Task details
Determine which lines of the records include the word "should", and copy them.

Records for processing
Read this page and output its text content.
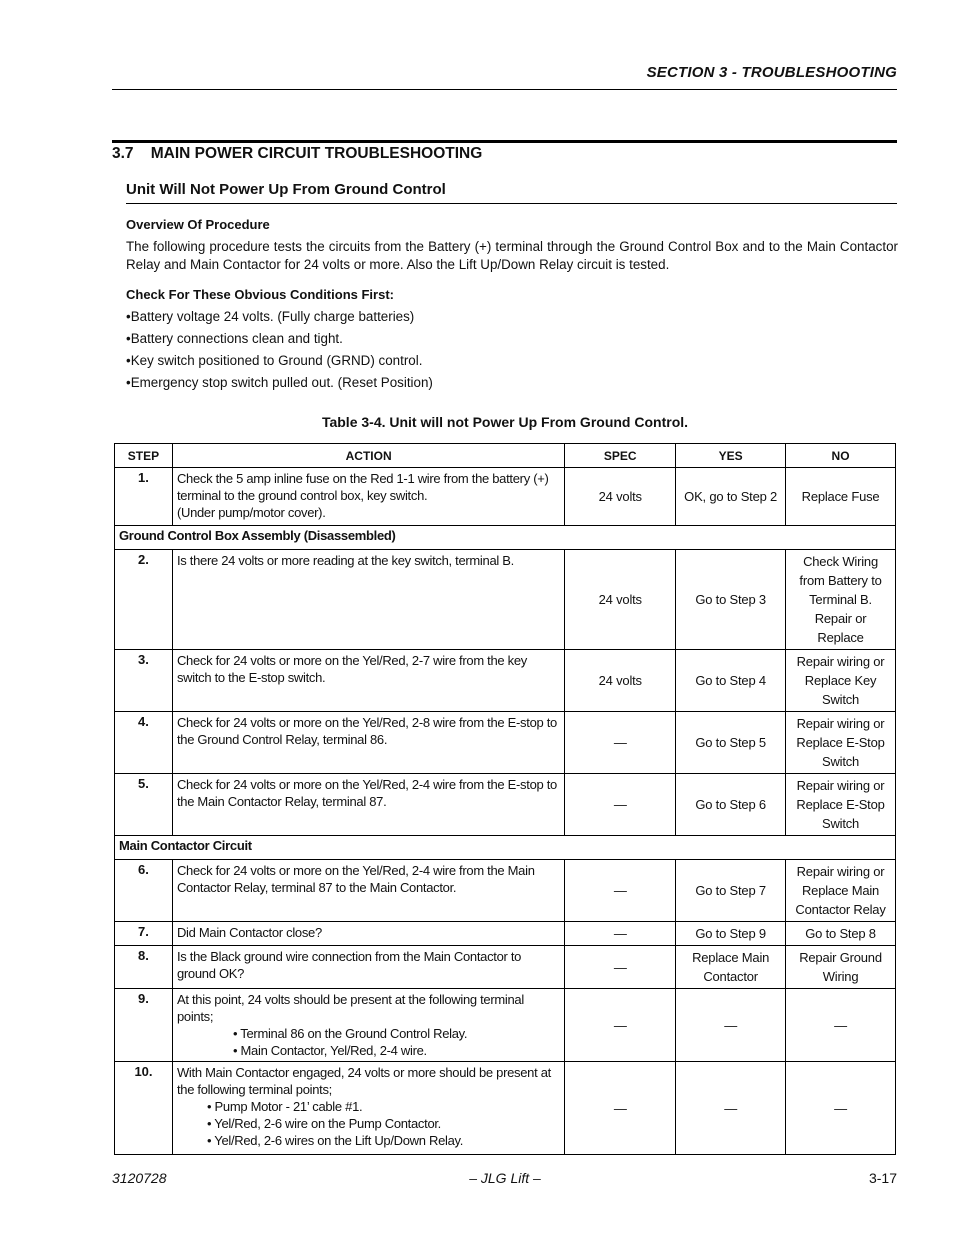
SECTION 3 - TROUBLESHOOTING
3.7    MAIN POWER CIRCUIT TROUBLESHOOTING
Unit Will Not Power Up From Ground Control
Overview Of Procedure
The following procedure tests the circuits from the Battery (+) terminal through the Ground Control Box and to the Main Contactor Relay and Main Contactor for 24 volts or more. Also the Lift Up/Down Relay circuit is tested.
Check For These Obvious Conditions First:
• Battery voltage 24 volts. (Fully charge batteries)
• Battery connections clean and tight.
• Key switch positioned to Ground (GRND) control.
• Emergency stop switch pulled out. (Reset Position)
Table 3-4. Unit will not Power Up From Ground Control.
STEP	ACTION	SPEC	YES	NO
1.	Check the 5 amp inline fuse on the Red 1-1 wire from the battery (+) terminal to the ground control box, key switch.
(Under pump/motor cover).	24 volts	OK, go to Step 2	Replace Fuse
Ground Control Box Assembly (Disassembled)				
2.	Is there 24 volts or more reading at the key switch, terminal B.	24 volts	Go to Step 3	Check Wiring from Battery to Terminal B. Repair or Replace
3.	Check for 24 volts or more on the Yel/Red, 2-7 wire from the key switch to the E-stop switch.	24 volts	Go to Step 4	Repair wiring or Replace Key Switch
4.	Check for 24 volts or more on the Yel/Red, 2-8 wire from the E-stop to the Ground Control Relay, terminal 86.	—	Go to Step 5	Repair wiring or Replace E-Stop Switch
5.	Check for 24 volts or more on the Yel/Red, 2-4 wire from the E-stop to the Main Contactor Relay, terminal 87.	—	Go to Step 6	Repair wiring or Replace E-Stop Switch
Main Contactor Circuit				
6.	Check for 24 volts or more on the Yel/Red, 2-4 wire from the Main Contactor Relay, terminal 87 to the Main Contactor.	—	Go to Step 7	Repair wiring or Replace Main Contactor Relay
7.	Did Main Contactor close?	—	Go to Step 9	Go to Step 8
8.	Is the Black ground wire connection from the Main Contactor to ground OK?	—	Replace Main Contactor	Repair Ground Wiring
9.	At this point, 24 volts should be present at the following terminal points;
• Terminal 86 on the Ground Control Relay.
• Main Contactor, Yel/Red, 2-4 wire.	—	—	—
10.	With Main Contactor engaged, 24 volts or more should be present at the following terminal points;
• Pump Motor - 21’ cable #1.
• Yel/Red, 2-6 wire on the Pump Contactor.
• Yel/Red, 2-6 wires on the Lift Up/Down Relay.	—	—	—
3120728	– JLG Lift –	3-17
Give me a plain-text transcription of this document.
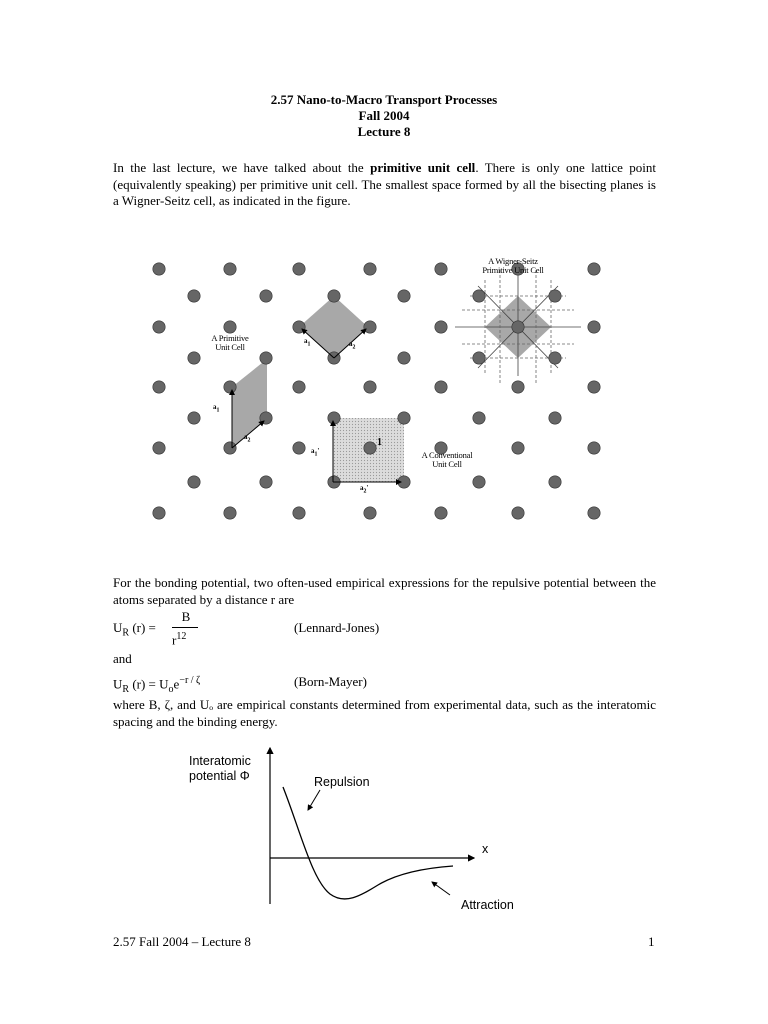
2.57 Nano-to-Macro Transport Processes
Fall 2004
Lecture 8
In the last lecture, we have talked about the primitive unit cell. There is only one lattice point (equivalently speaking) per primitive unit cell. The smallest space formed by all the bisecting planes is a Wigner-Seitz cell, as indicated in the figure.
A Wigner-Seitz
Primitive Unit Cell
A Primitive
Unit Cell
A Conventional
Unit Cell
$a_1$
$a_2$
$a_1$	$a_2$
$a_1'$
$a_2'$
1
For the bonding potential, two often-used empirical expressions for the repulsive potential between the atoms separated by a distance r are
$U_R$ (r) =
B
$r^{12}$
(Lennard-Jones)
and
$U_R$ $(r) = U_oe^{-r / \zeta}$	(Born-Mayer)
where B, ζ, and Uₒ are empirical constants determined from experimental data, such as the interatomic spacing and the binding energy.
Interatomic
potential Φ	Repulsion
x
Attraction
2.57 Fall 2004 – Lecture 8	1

* * *

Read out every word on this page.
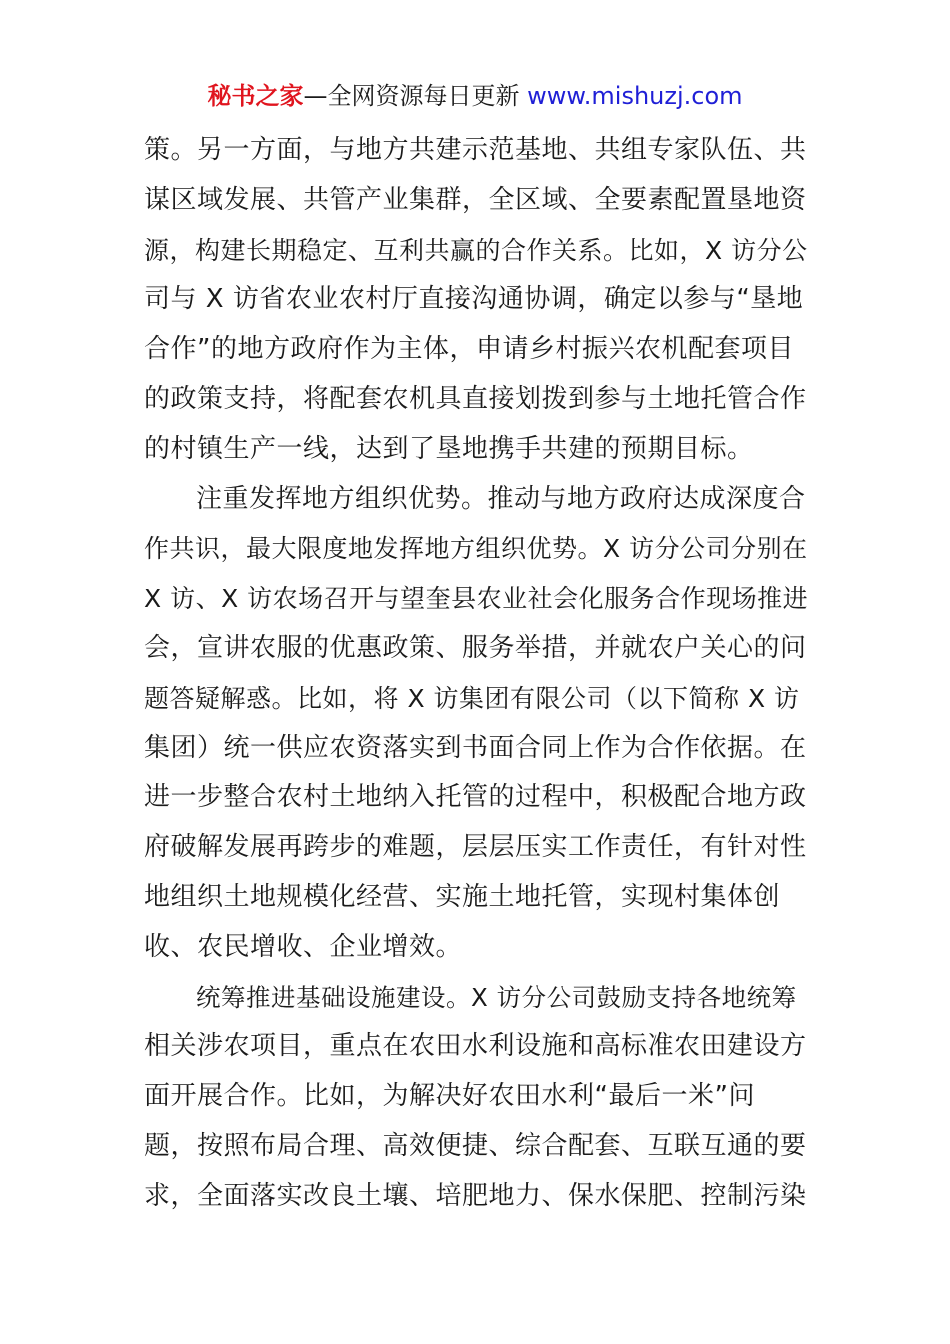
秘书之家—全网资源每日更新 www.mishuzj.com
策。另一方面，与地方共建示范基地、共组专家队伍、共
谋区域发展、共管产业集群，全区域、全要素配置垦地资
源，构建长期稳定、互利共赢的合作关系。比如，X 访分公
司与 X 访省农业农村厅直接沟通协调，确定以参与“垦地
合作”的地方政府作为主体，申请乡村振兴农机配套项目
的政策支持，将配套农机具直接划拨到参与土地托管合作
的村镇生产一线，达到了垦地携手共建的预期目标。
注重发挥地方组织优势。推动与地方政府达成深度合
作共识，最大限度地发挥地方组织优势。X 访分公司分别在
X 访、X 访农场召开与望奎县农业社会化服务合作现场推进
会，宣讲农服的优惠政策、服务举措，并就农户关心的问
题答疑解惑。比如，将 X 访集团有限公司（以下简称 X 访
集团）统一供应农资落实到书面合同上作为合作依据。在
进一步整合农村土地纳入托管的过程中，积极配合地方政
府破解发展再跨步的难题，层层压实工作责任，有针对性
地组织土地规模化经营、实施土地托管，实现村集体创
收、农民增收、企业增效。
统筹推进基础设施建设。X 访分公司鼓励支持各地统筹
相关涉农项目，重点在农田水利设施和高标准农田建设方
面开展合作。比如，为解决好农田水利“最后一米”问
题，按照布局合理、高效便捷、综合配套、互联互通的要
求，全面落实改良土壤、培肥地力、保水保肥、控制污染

Result for this task
9.	At this point, 24 volts should be present at the following terminal points;
10.	With Main Contactor engaged, 24 volts or more should be present at the following terminal points;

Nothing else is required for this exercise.